───── Dataset ─────

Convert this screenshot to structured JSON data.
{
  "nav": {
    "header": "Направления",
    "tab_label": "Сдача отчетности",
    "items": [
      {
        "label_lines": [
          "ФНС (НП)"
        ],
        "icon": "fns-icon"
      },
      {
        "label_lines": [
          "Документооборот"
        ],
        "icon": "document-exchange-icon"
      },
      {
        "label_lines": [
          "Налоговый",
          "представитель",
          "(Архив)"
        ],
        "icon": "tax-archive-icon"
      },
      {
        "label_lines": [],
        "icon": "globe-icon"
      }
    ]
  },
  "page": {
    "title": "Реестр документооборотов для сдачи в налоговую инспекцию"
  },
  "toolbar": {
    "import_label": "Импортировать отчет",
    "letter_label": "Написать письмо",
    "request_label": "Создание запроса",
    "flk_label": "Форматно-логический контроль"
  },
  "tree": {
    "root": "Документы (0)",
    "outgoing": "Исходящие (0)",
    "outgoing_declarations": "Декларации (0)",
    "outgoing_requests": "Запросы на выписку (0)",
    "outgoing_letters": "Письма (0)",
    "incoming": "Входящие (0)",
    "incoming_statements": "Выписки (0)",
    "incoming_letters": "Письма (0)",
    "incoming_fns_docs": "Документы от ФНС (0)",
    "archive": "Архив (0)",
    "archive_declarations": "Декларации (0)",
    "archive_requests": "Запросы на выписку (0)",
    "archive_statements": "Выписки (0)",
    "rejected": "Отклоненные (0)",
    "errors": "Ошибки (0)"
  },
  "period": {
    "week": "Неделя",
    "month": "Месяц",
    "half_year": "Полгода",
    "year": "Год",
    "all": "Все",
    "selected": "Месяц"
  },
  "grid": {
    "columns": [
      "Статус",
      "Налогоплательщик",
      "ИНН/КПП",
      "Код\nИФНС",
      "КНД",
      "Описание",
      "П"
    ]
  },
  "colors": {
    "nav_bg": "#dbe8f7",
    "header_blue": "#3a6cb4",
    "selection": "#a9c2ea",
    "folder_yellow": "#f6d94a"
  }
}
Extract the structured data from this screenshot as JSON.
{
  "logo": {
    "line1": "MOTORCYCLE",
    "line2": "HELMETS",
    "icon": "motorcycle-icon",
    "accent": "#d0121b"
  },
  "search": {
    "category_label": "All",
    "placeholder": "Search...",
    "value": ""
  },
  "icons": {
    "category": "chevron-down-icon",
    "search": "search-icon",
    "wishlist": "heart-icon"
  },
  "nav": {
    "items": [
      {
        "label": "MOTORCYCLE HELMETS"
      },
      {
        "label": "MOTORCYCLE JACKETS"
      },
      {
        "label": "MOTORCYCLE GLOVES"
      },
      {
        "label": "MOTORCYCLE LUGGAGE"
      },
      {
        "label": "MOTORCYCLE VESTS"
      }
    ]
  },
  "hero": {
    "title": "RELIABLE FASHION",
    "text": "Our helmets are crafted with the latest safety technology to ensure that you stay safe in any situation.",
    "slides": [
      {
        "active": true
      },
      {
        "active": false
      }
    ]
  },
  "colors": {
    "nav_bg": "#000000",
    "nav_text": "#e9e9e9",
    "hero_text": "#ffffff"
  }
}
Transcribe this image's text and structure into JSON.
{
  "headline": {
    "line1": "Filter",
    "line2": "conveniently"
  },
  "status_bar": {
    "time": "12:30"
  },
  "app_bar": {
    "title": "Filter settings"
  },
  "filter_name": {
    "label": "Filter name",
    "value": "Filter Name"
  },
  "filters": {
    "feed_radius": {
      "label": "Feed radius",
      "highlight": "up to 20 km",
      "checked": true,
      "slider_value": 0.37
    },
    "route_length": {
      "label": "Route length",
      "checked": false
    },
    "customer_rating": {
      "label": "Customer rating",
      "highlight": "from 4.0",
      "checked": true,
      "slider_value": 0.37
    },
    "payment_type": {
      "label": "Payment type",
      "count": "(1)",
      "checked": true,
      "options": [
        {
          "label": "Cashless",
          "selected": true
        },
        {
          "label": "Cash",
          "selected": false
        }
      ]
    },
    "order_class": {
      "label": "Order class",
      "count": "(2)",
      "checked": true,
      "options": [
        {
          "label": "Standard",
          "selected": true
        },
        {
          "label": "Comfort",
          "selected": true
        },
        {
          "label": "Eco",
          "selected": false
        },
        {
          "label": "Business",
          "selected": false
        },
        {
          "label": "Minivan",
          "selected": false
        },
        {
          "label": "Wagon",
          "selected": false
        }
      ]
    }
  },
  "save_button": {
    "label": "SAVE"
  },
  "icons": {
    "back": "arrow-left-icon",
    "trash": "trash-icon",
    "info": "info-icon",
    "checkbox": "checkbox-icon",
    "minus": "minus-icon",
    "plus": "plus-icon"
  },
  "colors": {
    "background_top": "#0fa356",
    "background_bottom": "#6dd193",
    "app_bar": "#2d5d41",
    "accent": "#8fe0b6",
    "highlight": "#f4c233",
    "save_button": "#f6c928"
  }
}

─────

(Written task) Consider the entries above and return each line with the string "title".

(Output for this task)
    "title": "Реестр документооборотов для сдачи в налоговую инспекцию"
    "title": "RELIABLE FASHION",
    "title": "Filter settings"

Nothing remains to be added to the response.